The exercise: Reproduce verbatim the lines of the listing below, from the line containing "weekday-header: Thursday [451,70,561,95]" through the line containing "day-number: 9 [345,169,446,181]", both included.
╭─ Supplied information
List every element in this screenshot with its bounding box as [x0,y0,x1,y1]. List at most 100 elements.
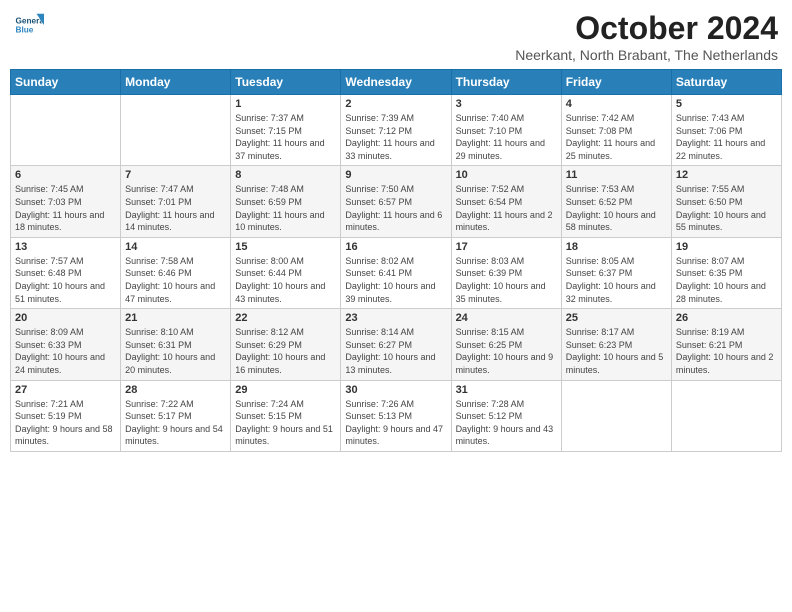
weekday-header: Thursday [451,70,561,95]
day-info: Sunrise: 8:03 AMSunset: 6:39 PMDaylight:… [456,255,557,305]
day-number: 24 [456,312,557,324]
month-title: October 2024 [515,10,778,47]
day-number: 15 [235,241,336,253]
calendar-cell: 16 Sunrise: 8:02 AMSunset: 6:41 PMDayligh… [341,237,451,308]
day-number: 11 [566,169,667,181]
calendar-cell: 29 Sunrise: 7:24 AMSunset: 5:15 PMDayligh… [231,380,341,451]
weekday-header: Tuesday [231,70,341,95]
day-info: Sunrise: 7:42 AMSunset: 7:08 PMDaylight:… [566,112,667,162]
day-info: Sunrise: 7:52 AMSunset: 6:54 PMDaylight:… [456,183,557,233]
calendar-cell [671,380,781,451]
calendar-cell [121,95,231,166]
calendar-week-row: 27 Sunrise: 7:21 AMSunset: 5:19 PMDayligh… [11,380,782,451]
day-number: 9 [345,169,446,181]
calendar-cell: 18Sunrise: 8:05 AMSunset: 6:37 PMDayligh… [561,237,671,308]
day-info: Sunrise: 7:37 AMSunset: 7:15 PMDaylight:… [235,112,336,162]
calendar-cell: 20Sunrise: 8:09 AMSunset: 6:33 PMDayligh… [11,309,121,380]
day-info: Sunrise: 7:45 AMSunset: 7:03 PMDaylight:… [15,183,116,233]
calendar-table: SundayMondayTuesdayWednesdayThursdayFrid… [10,69,782,452]
day-number: 18 [566,241,667,253]
day-number: 30 [345,384,446,396]
calendar-header-row: SundayMondayTuesdayWednesdayThursdayFrid… [11,70,782,95]
day-info: Sunrise: 7:48 AMSunset: 6:59 PMDaylight:… [235,183,336,233]
calendar-cell: 8 Sunrise: 7:48 AMSunset: 6:59 PMDaylight… [231,166,341,237]
day-info: Sunrise: 7:40 AMSunset: 7:10 PMDaylight:… [456,112,557,162]
day-number: 22 [235,312,336,324]
day-info: Sunrise: 7:53 AMSunset: 6:52 PMDaylight:… [566,183,667,233]
calendar-cell: 28 Sunrise: 7:22 AMSunset: 5:17 PMDayligh… [121,380,231,451]
day-number: 26 [676,312,777,324]
day-info: Sunrise: 7:24 AMSunset: 5:15 PMDaylight:… [235,398,336,448]
weekday-header: Friday [561,70,671,95]
calendar-cell: 2Sunrise: 7:39 AMSunset: 7:12 PMDaylight… [341,95,451,166]
day-number: 2 [345,98,446,110]
location-subtitle: Neerkant, North Brabant, The Netherlands [515,47,778,63]
day-number: 5 [676,98,777,110]
calendar-cell: 1Sunrise: 7:37 AMSunset: 7:15 PMDaylight… [231,95,341,166]
calendar-cell: 24Sunrise: 8:15 AMSunset: 6:25 PMDayligh… [451,309,561,380]
calendar-cell: 13 Sunrise: 7:57 AMSunset: 6:48 PMDayligh… [11,237,121,308]
calendar-cell: 31Sunrise: 7:28 AMSunset: 5:12 PMDayligh… [451,380,561,451]
weekday-header: Saturday [671,70,781,95]
calendar-cell: 22 Sunrise: 8:12 AMSunset: 6:29 PMDayligh… [231,309,341,380]
weekday-header: Sunday [11,70,121,95]
day-number: 29 [235,384,336,396]
calendar-week-row: 20Sunrise: 8:09 AMSunset: 6:33 PMDayligh… [11,309,782,380]
day-number: 17 [456,241,557,253]
calendar-week-row: 6 Sunrise: 7:45 AMSunset: 7:03 PMDaylight… [11,166,782,237]
calendar-cell: 11 Sunrise: 7:53 AMSunset: 6:52 PMDayligh… [561,166,671,237]
calendar-cell: 21Sunrise: 8:10 AMSunset: 6:31 PMDayligh… [121,309,231,380]
calendar-cell: 14 Sunrise: 7:58 AMSunset: 6:46 PMDayligh… [121,237,231,308]
day-info: Sunrise: 7:21 AMSunset: 5:19 PMDaylight:… [15,398,116,448]
day-info: Sunrise: 7:58 AMSunset: 6:46 PMDaylight:… [125,255,226,305]
day-number: 31 [456,384,557,396]
calendar-cell: 23Sunrise: 8:14 AMSunset: 6:27 PMDayligh… [341,309,451,380]
calendar-cell: 15 Sunrise: 8:00 AMSunset: 6:44 PMDayligh… [231,237,341,308]
calendar-cell [561,380,671,451]
day-number: 10 [456,169,557,181]
calendar-cell [11,95,121,166]
svg-text:Blue: Blue [16,26,34,35]
day-number: 28 [125,384,226,396]
calendar-cell: 6 Sunrise: 7:45 AMSunset: 7:03 PMDaylight… [11,166,121,237]
calendar-cell: 9Sunrise: 7:50 AMSunset: 6:57 PMDaylight… [341,166,451,237]
page-header: General Blue October 2024 Neerkant, Nort… [10,10,782,63]
calendar-cell: 30 Sunrise: 7:26 AMSunset: 5:13 PMDayligh… [341,380,451,451]
weekday-header: Wednesday [341,70,451,95]
day-info: Sunrise: 8:02 AMSunset: 6:41 PMDaylight:… [345,255,446,305]
day-info: Sunrise: 7:57 AMSunset: 6:48 PMDaylight:… [15,255,116,305]
calendar-cell: 12Sunrise: 7:55 AMSunset: 6:50 PMDayligh… [671,166,781,237]
day-number: 12 [676,169,777,181]
calendar-cell: 27 Sunrise: 7:21 AMSunset: 5:19 PMDayligh… [11,380,121,451]
calendar-cell: 19 Sunrise: 8:07 AMSunset: 6:35 PMDayligh… [671,237,781,308]
calendar-cell: 26 Sunrise: 8:19 AMSunset: 6:21 PMDayligh… [671,309,781,380]
day-info: Sunrise: 7:26 AMSunset: 5:13 PMDaylight:… [345,398,446,448]
day-info: Sunrise: 8:17 AMSunset: 6:23 PMDaylight:… [566,326,667,376]
day-number: 8 [235,169,336,181]
calendar-cell: 25 Sunrise: 8:17 AMSunset: 6:23 PMDayligh… [561,309,671,380]
day-info: Sunrise: 8:09 AMSunset: 6:33 PMDaylight:… [15,326,116,376]
day-info: Sunrise: 8:00 AMSunset: 6:44 PMDaylight:… [235,255,336,305]
calendar-cell: 3Sunrise: 7:40 AMSunset: 7:10 PMDaylight… [451,95,561,166]
day-number: 13 [15,241,116,253]
day-info: Sunrise: 8:19 AMSunset: 6:21 PMDaylight:… [676,326,777,376]
day-number: 16 [345,241,446,253]
day-number: 7 [125,169,226,181]
day-info: Sunrise: 8:07 AMSunset: 6:35 PMDaylight:… [676,255,777,305]
calendar-cell: 17 Sunrise: 8:03 AMSunset: 6:39 PMDayligh… [451,237,561,308]
day-number: 6 [15,169,116,181]
day-number: 25 [566,312,667,324]
calendar-cell: 10 Sunrise: 7:52 AMSunset: 6:54 PMDayligh… [451,166,561,237]
day-info: Sunrise: 7:47 AMSunset: 7:01 PMDaylight:… [125,183,226,233]
day-number: 19 [676,241,777,253]
day-number: 4 [566,98,667,110]
calendar-cell: 5Sunrise: 7:43 AMSunset: 7:06 PMDaylight… [671,95,781,166]
day-info: Sunrise: 8:12 AMSunset: 6:29 PMDaylight:… [235,326,336,376]
weekday-header: Monday [121,70,231,95]
day-number: 27 [15,384,116,396]
day-number: 14 [125,241,226,253]
day-info: Sunrise: 8:10 AMSunset: 6:31 PMDaylight:… [125,326,226,376]
title-block: October 2024 Neerkant, North Brabant, Th… [515,10,778,63]
calendar-week-row: 1Sunrise: 7:37 AMSunset: 7:15 PMDaylight… [11,95,782,166]
day-info: Sunrise: 7:22 AMSunset: 5:17 PMDaylight:… [125,398,226,448]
╰─
The reply:
weekday-header: Thursday [451,70,561,95]
day-info: Sunrise: 8:03 AMSunset: 6:39 PMDaylight:… [456,255,557,305]
day-number: 24 [456,312,557,324]
month-title: October 2024 [515,10,778,47]
day-number: 15 [235,241,336,253]
calendar-cell: 16 Sunrise: 8:02 AMSunset: 6:41 PMDayligh… [341,237,451,308]
day-number: 11 [566,169,667,181]
calendar-cell: 29 Sunrise: 7:24 AMSunset: 5:15 PMDayligh… [231,380,341,451]
weekday-header: Tuesday [231,70,341,95]
day-info: Sunrise: 7:42 AMSunset: 7:08 PMDaylight:… [566,112,667,162]
day-info: Sunrise: 7:52 AMSunset: 6:54 PMDaylight:… [456,183,557,233]
calendar-cell [671,380,781,451]
calendar-cell [121,95,231,166]
calendar-week-row: 27 Sunrise: 7:21 AMSunset: 5:19 PMDayligh… [11,380,782,451]
day-number: 9 [345,169,446,181]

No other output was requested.